**TASK TO CARRY OUT**
Extract each line where the string "malade" shows up.

(Dataset records)
— START —
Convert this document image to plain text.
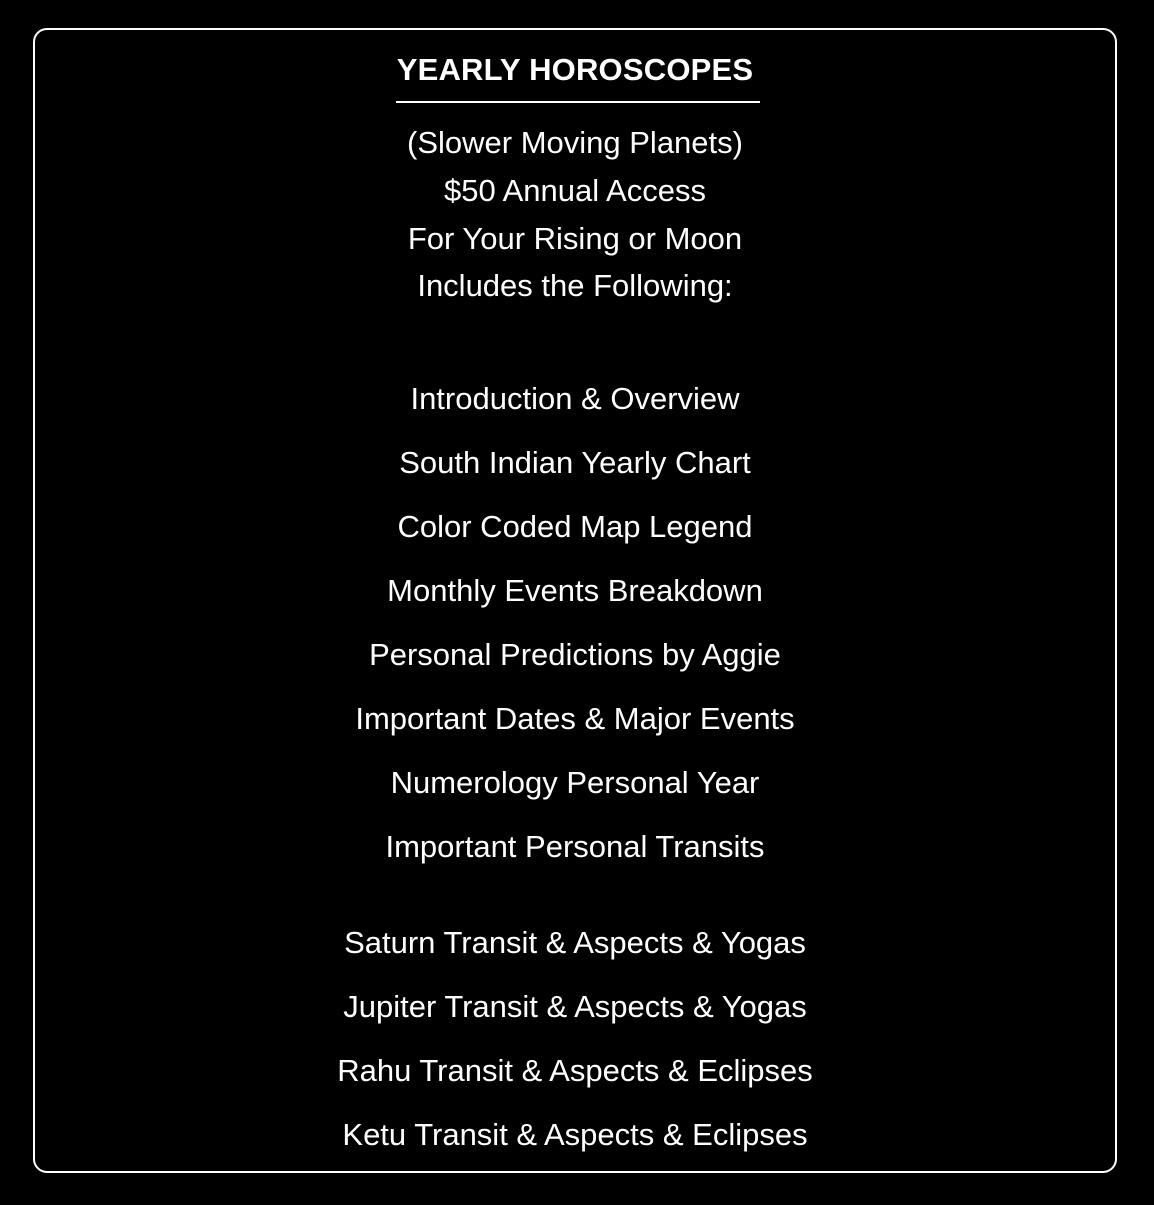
YEARLY HOROSCOPES
(Slower Moving Planets)
$50 Annual Access
For Your Rising or Moon
Includes the Following:
Introduction & Overview
South Indian Yearly Chart
Color Coded Map Legend
Monthly Events Breakdown
Personal Predictions by Aggie
Important Dates & Major Events
Numerology Personal Year
Important Personal Transits
Saturn Transit & Aspects & Yogas
Jupiter Transit & Aspects & Yogas
Rahu Transit & Aspects & Eclipses
Ketu Transit & Aspects & Eclipses
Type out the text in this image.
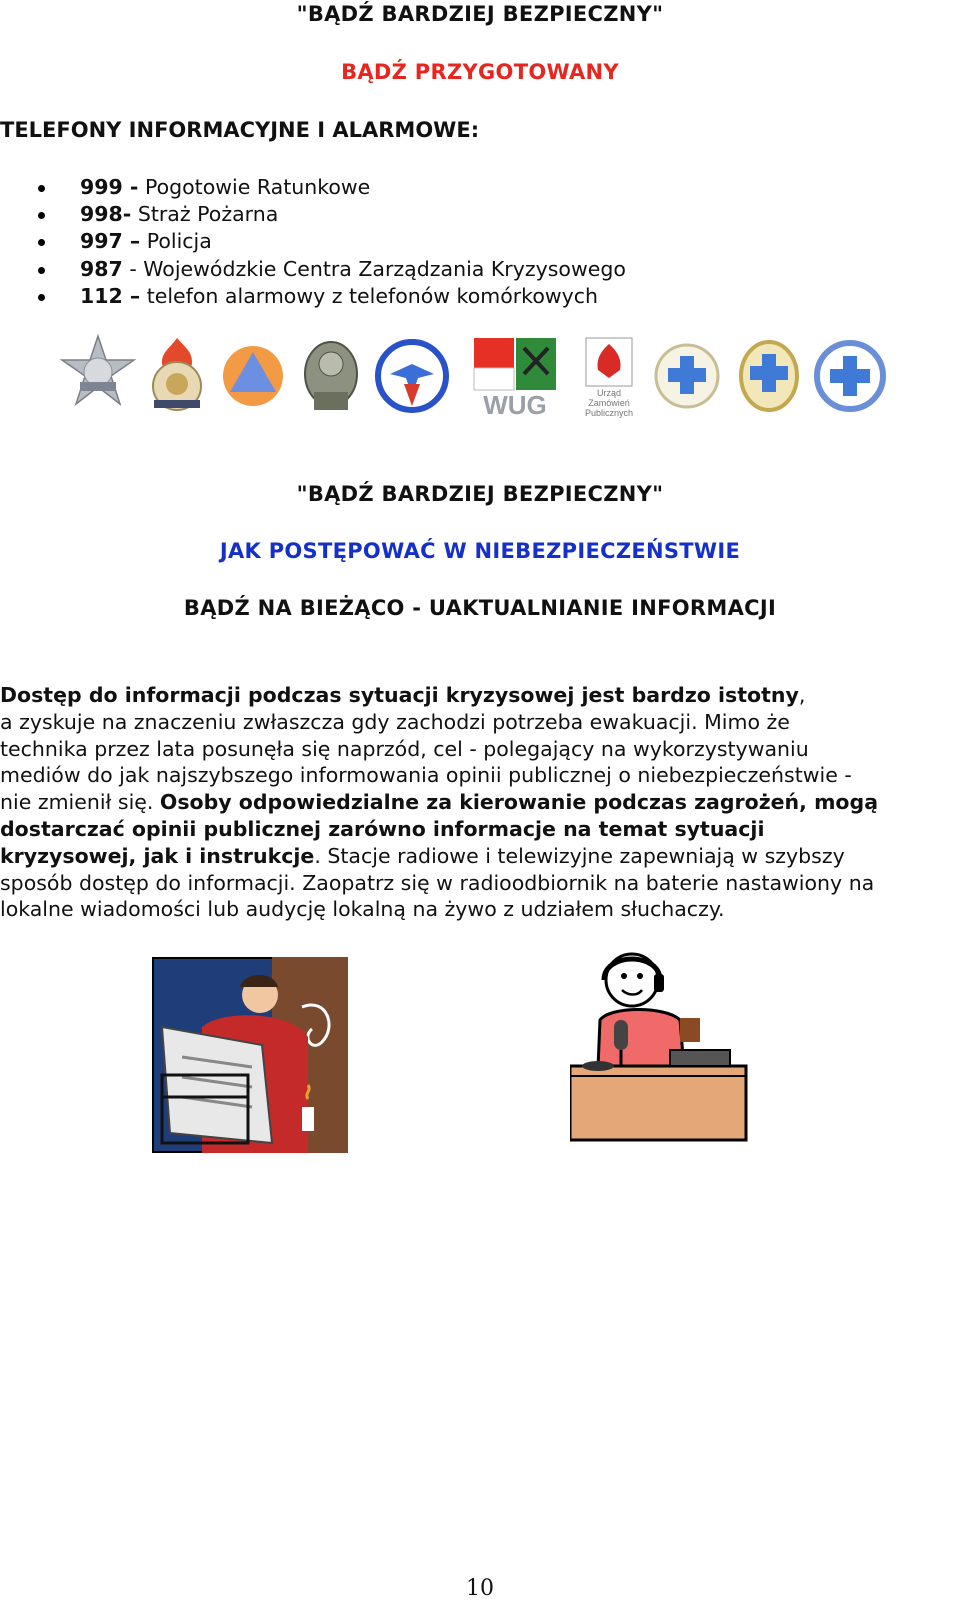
"BĄDŹ BARDZIEJ BEZPIECZNY"
BĄDŹ PRZYGOTOWANY
TELEFONY INFORMACYJNE I ALARMOWE:
999 - Pogotowie Ratunkowe
998- Straż Pożarna
997 – Policja
987 - Wojewódzkie Centra Zarządzania Kryzysowego
112 – telefon alarmowy z telefonów komórkowych
WUG	Urząd
Zamówień
Publicznych
"BĄDŹ BARDZIEJ BEZPIECZNY"
JAK POSTĘPOWAĆ W NIEBEZPIECZEŃSTWIE
BĄDŹ NA BIEŻĄCO - UAKTUALNIANIE INFORMACJI
Dostęp do informacji podczas sytuacji kryzysowej jest bardzo istotny,
a zyskuje na znaczeniu zwłaszcza gdy zachodzi potrzeba ewakuacji. Mimo że
technika przez lata posunęła się naprzód, cel - polegający na wykorzystywaniu
mediów do jak najszybszego informowania opinii publicznej o niebezpieczeństwie -
nie zmienił się. Osoby odpowiedzialne za kierowanie podczas zagrożeń, mogą
dostarczać opinii publicznej zarówno informacje na temat sytuacji
kryzysowej, jak i instrukcje. Stacje radiowe i telewizyjne zapewniają w szybszy
sposób dostęp do informacji. Zaopatrz się w radioodbiornik na baterie nastawiony na
lokalne wiadomości lub audycję lokalną na żywo z udziałem słuchaczy.
10
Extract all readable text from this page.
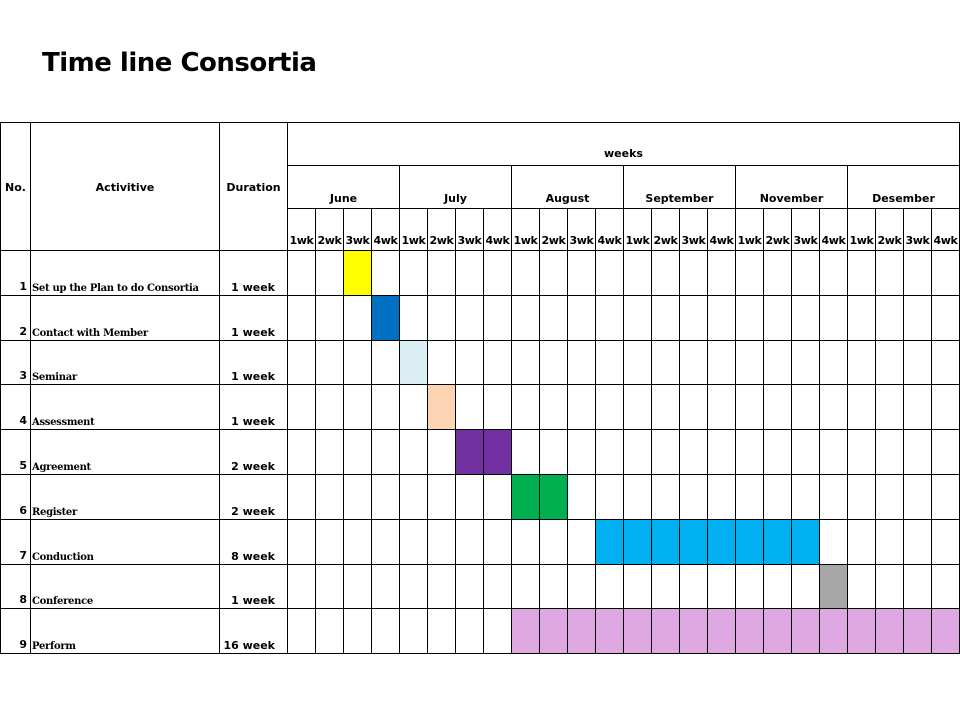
Time line Consortia
No.	Activitive	Duration	weeks																							
			June				July				August				September				November				Desember			
			1wk	2wk	3wk	4wk	1wk	2wk	3wk	4wk	1wk	2wk	3wk	4wk	1wk	2wk	3wk	4wk	1wk	2wk	3wk	4wk	1wk	2wk	3wk	4wk
1	Set up the Plan to do Consortia	1 week																								
2	Contact with Member	1 week																								
3	Seminar	1 week																								
4	Assessment	1 week																								
5	Agreement	2 week																								
6	Register	2 week																								
7	Conduction	8 week																								
8	Conference	1 week																								
9	Perform	16 week																								
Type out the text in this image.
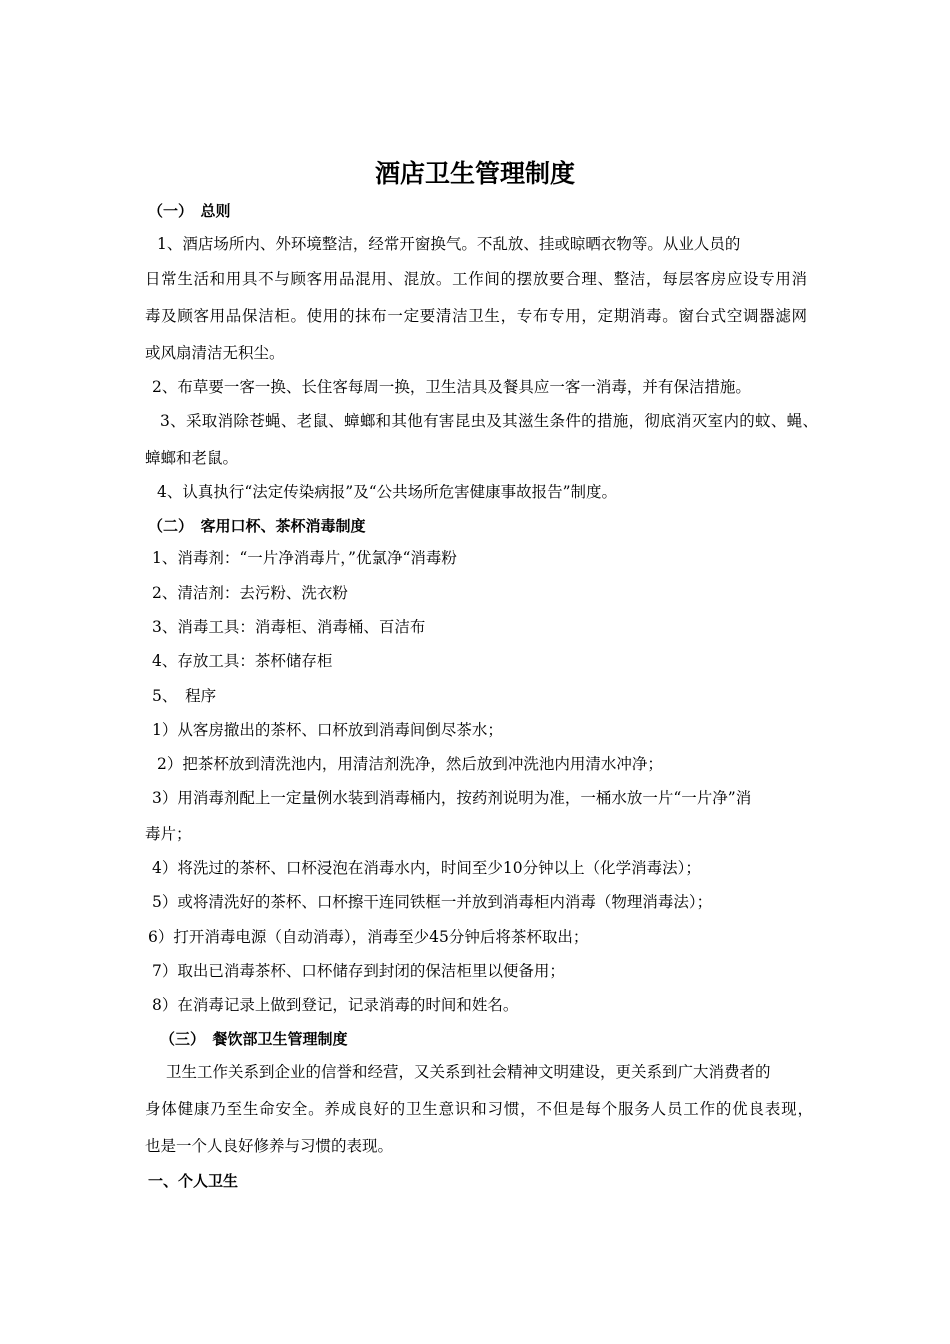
酒店卫生管理制度
（一）　总则
1、酒店场所内、外环境整洁，经常开窗换气。不乱放、挂或晾晒衣物等。从业人员的
日常生活和用具不与顾客用品混用、混放。工作间的摆放要合理、整洁，每层客房应设专用消
毒及顾客用品保洁柜。使用的抹布一定要清洁卫生，专布专用，定期消毒。窗台式空调器滤网
或风扇清洁无积尘。
2、布草要一客一换、长住客每周一换，卫生洁具及餐具应一客一消毒，并有保洁措施。
3、采取消除苍蝇、老鼠、蟑螂和其他有害昆虫及其滋生条件的措施，彻底消灭室内的蚊、蝇、
蟑螂和老鼠。
4、认真执行“法定传染病报”及“公共场所危害健康事故报告”制度。
（二）　客用口杯、茶杯消毒制度
1、消毒剂：“一片净消毒片，”优氯净“消毒粉
2、清洁剂：去污粉、洗衣粉
3、消毒工具：消毒柜、消毒桶、百洁布
4、存放工具：茶杯储存柜
5、　程序
1）从客房撤出的茶杯、口杯放到消毒间倒尽茶水；
2）把茶杯放到清洗池内，用清洁剂洗净，然后放到冲洗池内用清水冲净；
3）用消毒剂配上一定量例水装到消毒桶内，按药剂说明为准，一桶水放一片“一片净”消
毒片；
4）将洗过的茶杯、口杯浸泡在消毒水内，时间至少10分钟以上（化学消毒法）；
5）或将清洗好的茶杯、口杯擦干连同铁框一并放到消毒柜内消毒（物理消毒法）；
6）打开消毒电源（自动消毒），消毒至少45分钟后将茶杯取出；
7）取出已消毒茶杯、口杯储存到封闭的保洁柜里以便备用；
8）在消毒记录上做到登记，记录消毒的时间和姓名。
（三）　餐饮部卫生管理制度
卫生工作关系到企业的信誉和经营，又关系到社会精神文明建设，更关系到广大消费者的
身体健康乃至生命安全。养成良好的卫生意识和习惯，不但是每个服务人员工作的优良表现，
也是一个人良好修养与习惯的表现。
一、个人卫生
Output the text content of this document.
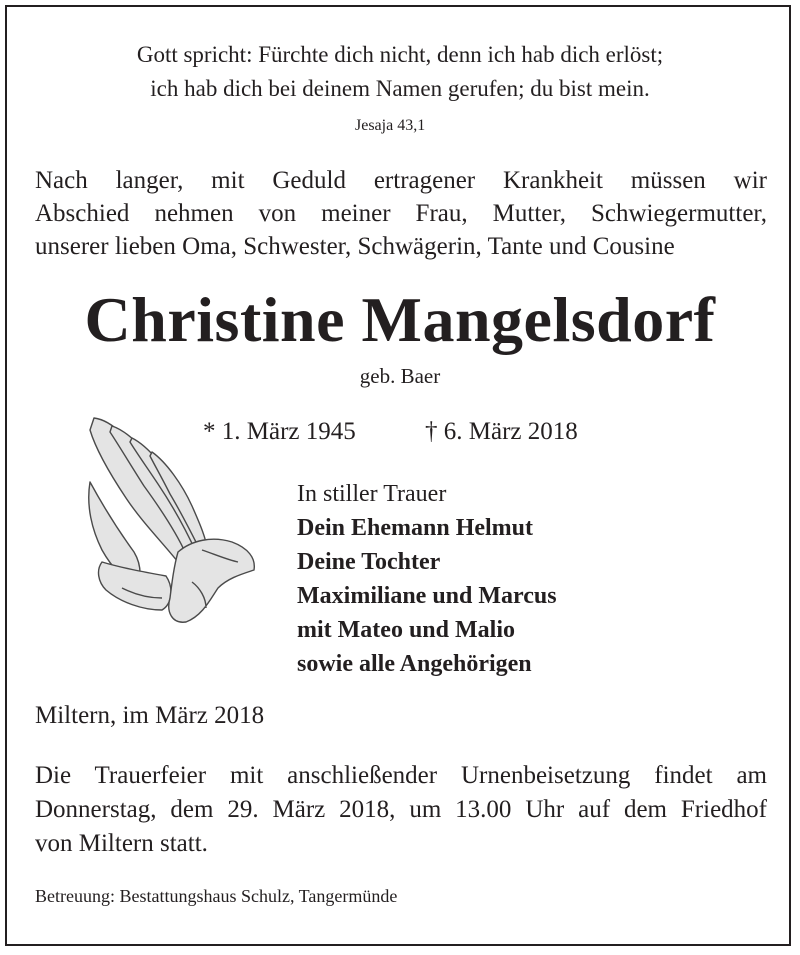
Gott spricht: Fürchte dich nicht, denn ich hab dich erlöst;
ich hab dich bei deinem Namen gerufen; du bist mein.
Jesaja 43,1
Nach langer, mit Geduld ertragener Krankheit müssen wir
Abschied nehmen von meiner Frau, Mutter, Schwiegermutter,
unserer lieben Oma, Schwester, Schwägerin, Tante und Cousine
Christine Mangelsdorf
geb. Baer
* 1. März 1945	† 6. März 2018
In stiller Trauer
Dein Ehemann Helmut
Deine Tochter
Maximiliane und Marcus
mit Mateo und Malio
sowie alle Angehörigen
Miltern, im März 2018
Die Trauerfeier mit anschließender Urnenbeisetzung findet am
Donnerstag, dem 29. März 2018, um 13.00 Uhr auf dem Friedhof
von Miltern statt.
Betreuung: Bestattungshaus Schulz, Tangermünde
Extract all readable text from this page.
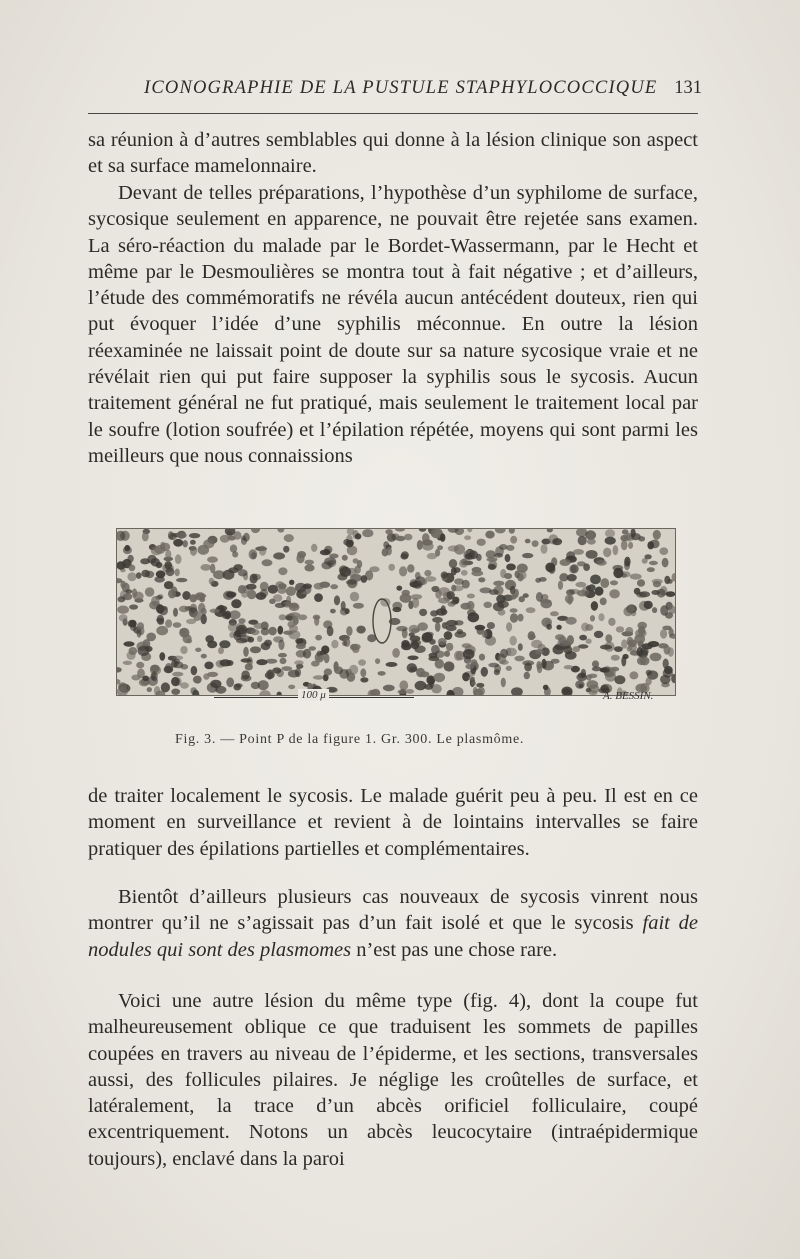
ICONOGRAPHIE DE LA PUSTULE STAPHYLOCOCCIQUE 131

sa réunion à d’autres semblables qui donne à la lésion clinique son aspect et sa surface mamelonnaire.

Devant de telles préparations, l’hypothèse d’un syphilome de surface, sycosique seulement en apparence, ne pouvait être rejetée sans examen. La séro-réaction du malade par le Bordet-Wassermann, par le Hecht et même par le Desmoulières se montra tout à fait négative ; et d’ailleurs, l’étude des commémoratifs ne révéla aucun antécédent douteux, rien qui put évoquer l’idée d’une syphilis méconnue. En outre la lésion réexaminée ne laissait point de doute sur sa nature sycosique vraie et ne révélait rien qui put faire supposer la syphilis sous le sycosis. Aucun traitement général ne fut pratiqué, mais seulement le traitement local par le soufre (lotion soufrée) et l’épilation répétée, moyens qui sont parmi les meilleurs que nous connaissions

100 μ	A. BESSIN.
Fig. 3. — Point P de la figure 1. Gr. 300. Le plasmôme.

de traiter localement le sycosis. Le malade guérit peu à peu. Il est en ce moment en surveillance et revient à de lointains intervalles se faire pratiquer des épilations partielles et complémentaires.

Bientôt d’ailleurs plusieurs cas nouveaux de sycosis vinrent nous montrer qu’il ne s’agissait pas d’un fait isolé et que le sycosis fait de nodules qui sont des plasmomes n’est pas une chose rare.

Voici une autre lésion du même type (fig. 4), dont la coupe fut malheureusement oblique ce que traduisent les sommets de papilles coupées en travers au niveau de l’épiderme, et les sections, transversales aussi, des follicules pilaires. Je néglige les croûtelles de surface, et latéralement, la trace d’un abcès orificiel folliculaire, coupé excentriquement. Notons un abcès leucocytaire (intraépidermique toujours), enclavé dans la paroi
— END —
**OUTPUT FOR THIS EXERCISE**
Devant de telles préparations, l’hypothèse d’un syphilome de surface, sycosique seulement en apparence, ne pouvait être rejetée sans examen. La séro-réaction du malade par le Bordet-Wassermann, par le Hecht et même par le Desmoulières se montra tout à fait négative ; et d’ailleurs, l’étude des commémoratifs ne révéla aucun antécédent douteux, rien qui put évoquer l’idée d’une syphilis méconnue. En outre la lésion réexaminée ne laissait point de doute sur sa nature sycosique vraie et ne révélait rien qui put faire supposer la syphilis sous le sycosis. Aucun traitement général ne fut pratiqué, mais seulement le traitement local par le soufre (lotion soufrée) et l’épilation répétée, moyens qui sont parmi les meilleurs que nous connaissions
de traiter localement le sycosis. Le malade guérit peu à peu. Il est en ce moment en surveillance et revient à de lointains intervalles se faire pratiquer des épilations partielles et complémentaires.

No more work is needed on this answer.